» Aufgabe: Gib alle folgenden Datensätze Zeile für Zeile unverändert wieder.

» Datensätze:
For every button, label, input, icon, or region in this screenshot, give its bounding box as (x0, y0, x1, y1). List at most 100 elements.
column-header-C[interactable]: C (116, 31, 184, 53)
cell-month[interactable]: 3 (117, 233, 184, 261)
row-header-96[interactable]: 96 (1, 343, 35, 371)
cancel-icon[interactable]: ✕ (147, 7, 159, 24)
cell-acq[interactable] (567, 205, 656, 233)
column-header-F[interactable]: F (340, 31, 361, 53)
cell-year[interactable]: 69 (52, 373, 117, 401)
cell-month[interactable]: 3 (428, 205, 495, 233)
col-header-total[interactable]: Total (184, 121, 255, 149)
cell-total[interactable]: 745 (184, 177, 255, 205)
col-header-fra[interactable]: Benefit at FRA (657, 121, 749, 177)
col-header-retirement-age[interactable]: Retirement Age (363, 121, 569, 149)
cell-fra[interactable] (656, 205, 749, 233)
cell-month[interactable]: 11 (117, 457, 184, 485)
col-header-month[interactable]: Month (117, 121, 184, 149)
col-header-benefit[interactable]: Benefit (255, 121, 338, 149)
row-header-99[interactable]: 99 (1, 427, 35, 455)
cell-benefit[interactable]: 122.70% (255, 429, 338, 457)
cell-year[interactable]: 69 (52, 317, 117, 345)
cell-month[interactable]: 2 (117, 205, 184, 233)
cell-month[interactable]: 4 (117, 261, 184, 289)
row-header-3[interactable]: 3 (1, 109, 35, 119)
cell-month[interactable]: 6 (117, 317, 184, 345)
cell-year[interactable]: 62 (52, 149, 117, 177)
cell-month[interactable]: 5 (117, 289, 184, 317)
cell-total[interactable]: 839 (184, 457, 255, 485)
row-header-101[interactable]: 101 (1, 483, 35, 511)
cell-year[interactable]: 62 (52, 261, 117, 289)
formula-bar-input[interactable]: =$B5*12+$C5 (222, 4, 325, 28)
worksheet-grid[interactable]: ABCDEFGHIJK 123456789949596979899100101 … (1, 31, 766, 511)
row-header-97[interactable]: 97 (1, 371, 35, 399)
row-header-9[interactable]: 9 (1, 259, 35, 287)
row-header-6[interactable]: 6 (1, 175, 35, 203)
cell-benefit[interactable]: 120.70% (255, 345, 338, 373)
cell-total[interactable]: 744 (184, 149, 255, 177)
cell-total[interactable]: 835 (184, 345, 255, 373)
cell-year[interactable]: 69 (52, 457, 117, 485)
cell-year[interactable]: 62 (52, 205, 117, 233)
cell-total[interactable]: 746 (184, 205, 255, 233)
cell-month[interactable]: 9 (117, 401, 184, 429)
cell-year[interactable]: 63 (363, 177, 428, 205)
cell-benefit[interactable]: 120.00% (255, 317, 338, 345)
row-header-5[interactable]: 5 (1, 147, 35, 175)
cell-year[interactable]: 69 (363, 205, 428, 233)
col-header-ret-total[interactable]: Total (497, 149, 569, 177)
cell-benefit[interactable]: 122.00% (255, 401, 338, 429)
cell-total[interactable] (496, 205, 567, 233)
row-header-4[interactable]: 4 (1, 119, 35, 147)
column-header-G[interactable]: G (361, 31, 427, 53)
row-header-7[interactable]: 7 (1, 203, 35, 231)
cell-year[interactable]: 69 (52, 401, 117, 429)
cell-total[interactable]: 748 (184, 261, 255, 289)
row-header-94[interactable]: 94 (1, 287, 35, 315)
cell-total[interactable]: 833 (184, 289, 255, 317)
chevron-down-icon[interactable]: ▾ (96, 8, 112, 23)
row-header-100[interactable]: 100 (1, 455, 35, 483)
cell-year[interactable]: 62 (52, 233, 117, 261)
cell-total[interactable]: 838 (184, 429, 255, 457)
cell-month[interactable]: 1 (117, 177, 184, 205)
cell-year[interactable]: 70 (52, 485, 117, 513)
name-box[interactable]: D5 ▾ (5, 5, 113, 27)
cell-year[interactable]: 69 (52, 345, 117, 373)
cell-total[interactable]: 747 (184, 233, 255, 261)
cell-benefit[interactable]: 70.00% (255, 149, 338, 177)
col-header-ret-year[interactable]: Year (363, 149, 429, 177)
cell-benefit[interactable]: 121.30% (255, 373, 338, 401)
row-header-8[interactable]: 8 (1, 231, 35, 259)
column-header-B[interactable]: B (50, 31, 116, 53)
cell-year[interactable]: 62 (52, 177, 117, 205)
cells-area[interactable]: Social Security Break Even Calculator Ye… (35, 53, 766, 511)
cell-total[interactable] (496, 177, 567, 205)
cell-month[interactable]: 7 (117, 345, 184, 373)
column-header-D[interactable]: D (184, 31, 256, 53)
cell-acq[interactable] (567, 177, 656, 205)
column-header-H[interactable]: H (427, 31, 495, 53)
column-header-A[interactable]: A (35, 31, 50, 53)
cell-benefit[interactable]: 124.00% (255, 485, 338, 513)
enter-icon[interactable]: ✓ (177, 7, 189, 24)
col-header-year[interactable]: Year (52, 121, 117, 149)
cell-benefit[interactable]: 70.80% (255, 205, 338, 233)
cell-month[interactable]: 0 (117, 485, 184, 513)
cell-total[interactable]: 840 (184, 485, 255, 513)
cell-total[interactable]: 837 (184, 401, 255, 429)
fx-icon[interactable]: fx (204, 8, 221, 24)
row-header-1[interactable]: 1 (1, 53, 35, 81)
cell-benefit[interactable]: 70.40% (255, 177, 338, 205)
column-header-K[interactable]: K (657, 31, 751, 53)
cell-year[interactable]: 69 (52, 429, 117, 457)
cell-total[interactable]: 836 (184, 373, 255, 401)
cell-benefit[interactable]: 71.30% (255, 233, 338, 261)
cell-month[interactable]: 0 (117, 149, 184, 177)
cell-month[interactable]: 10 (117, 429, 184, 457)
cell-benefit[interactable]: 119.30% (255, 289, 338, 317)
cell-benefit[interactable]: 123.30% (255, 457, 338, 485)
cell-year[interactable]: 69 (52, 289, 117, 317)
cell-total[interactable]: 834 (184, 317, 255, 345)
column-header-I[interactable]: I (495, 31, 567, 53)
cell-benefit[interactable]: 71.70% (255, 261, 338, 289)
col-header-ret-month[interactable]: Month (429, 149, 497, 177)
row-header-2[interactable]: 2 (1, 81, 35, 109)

» Antwort:
For every button, label, input, icon, or region in this screenshot, give its bounding box as (x0, y0, x1, y1). List at most 100 elements.
column-header-C[interactable]: C (116, 31, 184, 53)
cell-month[interactable]: 3 (117, 233, 184, 261)
row-header-96[interactable]: 96 (1, 343, 35, 371)
cancel-icon[interactable]: ✕ (147, 7, 159, 24)
cell-acq[interactable] (567, 205, 656, 233)
column-header-F[interactable]: F (340, 31, 361, 53)
cell-year[interactable]: 69 (52, 373, 117, 401)
cell-month[interactable]: 3 (428, 205, 495, 233)
col-header-total[interactable]: Total (184, 121, 255, 149)
cell-total[interactable]: 745 (184, 177, 255, 205)
col-header-fra[interactable]: Benefit at FRA (657, 121, 749, 177)
col-header-retirement-age[interactable]: Retirement Age (363, 121, 569, 149)
cell-fra[interactable] (656, 205, 749, 233)
cell-month[interactable]: 11 (117, 457, 184, 485)
col-header-month[interactable]: Month (117, 121, 184, 149)
col-header-benefit[interactable]: Benefit (255, 121, 338, 149)
row-header-99[interactable]: 99 (1, 427, 35, 455)
cell-benefit[interactable]: 122.70% (255, 429, 338, 457)
cell-year[interactable]: 69 (52, 317, 117, 345)
cell-month[interactable]: 2 (117, 205, 184, 233)
cell-month[interactable]: 4 (117, 261, 184, 289)
row-header-3[interactable]: 3 (1, 109, 35, 119)
cell-month[interactable]: 6 (117, 317, 184, 345)
cell-year[interactable]: 62 (52, 149, 117, 177)
cell-month[interactable]: 5 (117, 289, 184, 317)
cell-total[interactable]: 839 (184, 457, 255, 485)
row-header-101[interactable]: 101 (1, 483, 35, 511)
cell-year[interactable]: 62 (52, 261, 117, 289)
formula-bar-input[interactable]: =$B5*12+$C5 (222, 4, 325, 28)
worksheet-grid[interactable]: ABCDEFGHIJK 123456789949596979899100101 … (1, 31, 766, 511)
row-header-97[interactable]: 97 (1, 371, 35, 399)
row-header-9[interactable]: 9 (1, 259, 35, 287)
row-header-6[interactable]: 6 (1, 175, 35, 203)
cell-benefit[interactable]: 120.70% (255, 345, 338, 373)
cell-total[interactable]: 744 (184, 149, 255, 177)
cell-total[interactable]: 835 (184, 345, 255, 373)
cell-year[interactable]: 69 (52, 457, 117, 485)
cell-year[interactable]: 62 (52, 205, 117, 233)
cell-total[interactable]: 746 (184, 205, 255, 233)
cell-month[interactable]: 9 (117, 401, 184, 429)
cell-year[interactable]: 63 (363, 177, 428, 205)
cell-benefit[interactable]: 120.00% (255, 317, 338, 345)
row-header-5[interactable]: 5 (1, 147, 35, 175)
cell-year[interactable]: 69 (363, 205, 428, 233)
col-header-ret-total[interactable]: Total (497, 149, 569, 177)
cell-benefit[interactable]: 122.00% (255, 401, 338, 429)
cell-total[interactable] (496, 205, 567, 233)
row-header-4[interactable]: 4 (1, 119, 35, 147)
column-header-G[interactable]: G (361, 31, 427, 53)
row-header-7[interactable]: 7 (1, 203, 35, 231)
cell-year[interactable]: 69 (52, 401, 117, 429)
cell-total[interactable]: 748 (184, 261, 255, 289)
row-header-94[interactable]: 94 (1, 287, 35, 315)
cell-total[interactable]: 833 (184, 289, 255, 317)
chevron-down-icon[interactable]: ▾ (96, 8, 112, 23)
row-header-100[interactable]: 100 (1, 455, 35, 483)
cell-year[interactable]: 62 (52, 233, 117, 261)
cell-total[interactable]: 838 (184, 429, 255, 457)
cell-month[interactable]: 1 (117, 177, 184, 205)
cell-year[interactable]: 70 (52, 485, 117, 513)
name-box[interactable]: D5 ▾ (5, 5, 113, 27)
cell-year[interactable]: 69 (52, 345, 117, 373)
cell-total[interactable]: 747 (184, 233, 255, 261)
cell-benefit[interactable]: 70.00% (255, 149, 338, 177)
col-header-ret-year[interactable]: Year (363, 149, 429, 177)
cell-benefit[interactable]: 121.30% (255, 373, 338, 401)
row-header-8[interactable]: 8 (1, 231, 35, 259)
column-header-B[interactable]: B (50, 31, 116, 53)
cell-year[interactable]: 62 (52, 177, 117, 205)
cells-area[interactable]: Social Security Break Even Calculator Ye… (35, 53, 766, 511)
cell-total[interactable] (496, 177, 567, 205)
cell-month[interactable]: 7 (117, 345, 184, 373)
column-header-D[interactable]: D (184, 31, 256, 53)
cell-acq[interactable] (567, 177, 656, 205)
column-header-H[interactable]: H (427, 31, 495, 53)
column-header-A[interactable]: A (35, 31, 50, 53)
cell-benefit[interactable]: 124.00% (255, 485, 338, 513)
enter-icon[interactable]: ✓ (177, 7, 189, 24)
col-header-year[interactable]: Year (52, 121, 117, 149)
cell-benefit[interactable]: 70.80% (255, 205, 338, 233)
cell-month[interactable]: 0 (117, 485, 184, 513)
cell-total[interactable]: 840 (184, 485, 255, 513)
cell-total[interactable]: 837 (184, 401, 255, 429)
fx-icon[interactable]: fx (204, 8, 221, 24)
row-header-1[interactable]: 1 (1, 53, 35, 81)
cell-benefit[interactable]: 70.40% (255, 177, 338, 205)
column-header-K[interactable]: K (657, 31, 751, 53)
cell-year[interactable]: 69 (52, 429, 117, 457)
cell-total[interactable]: 836 (184, 373, 255, 401)
cell-benefit[interactable]: 71.30% (255, 233, 338, 261)
cell-month[interactable]: 0 (117, 149, 184, 177)
cell-month[interactable]: 10 (117, 429, 184, 457)
cell-benefit[interactable]: 119.30% (255, 289, 338, 317)
cell-benefit[interactable]: 123.30% (255, 457, 338, 485)
cell-year[interactable]: 69 (52, 289, 117, 317)
cell-total[interactable]: 834 (184, 317, 255, 345)
column-header-I[interactable]: I (495, 31, 567, 53)
cell-benefit[interactable]: 71.70% (255, 261, 338, 289)
col-header-ret-month[interactable]: Month (429, 149, 497, 177)
row-header-2[interactable]: 2 (1, 81, 35, 109)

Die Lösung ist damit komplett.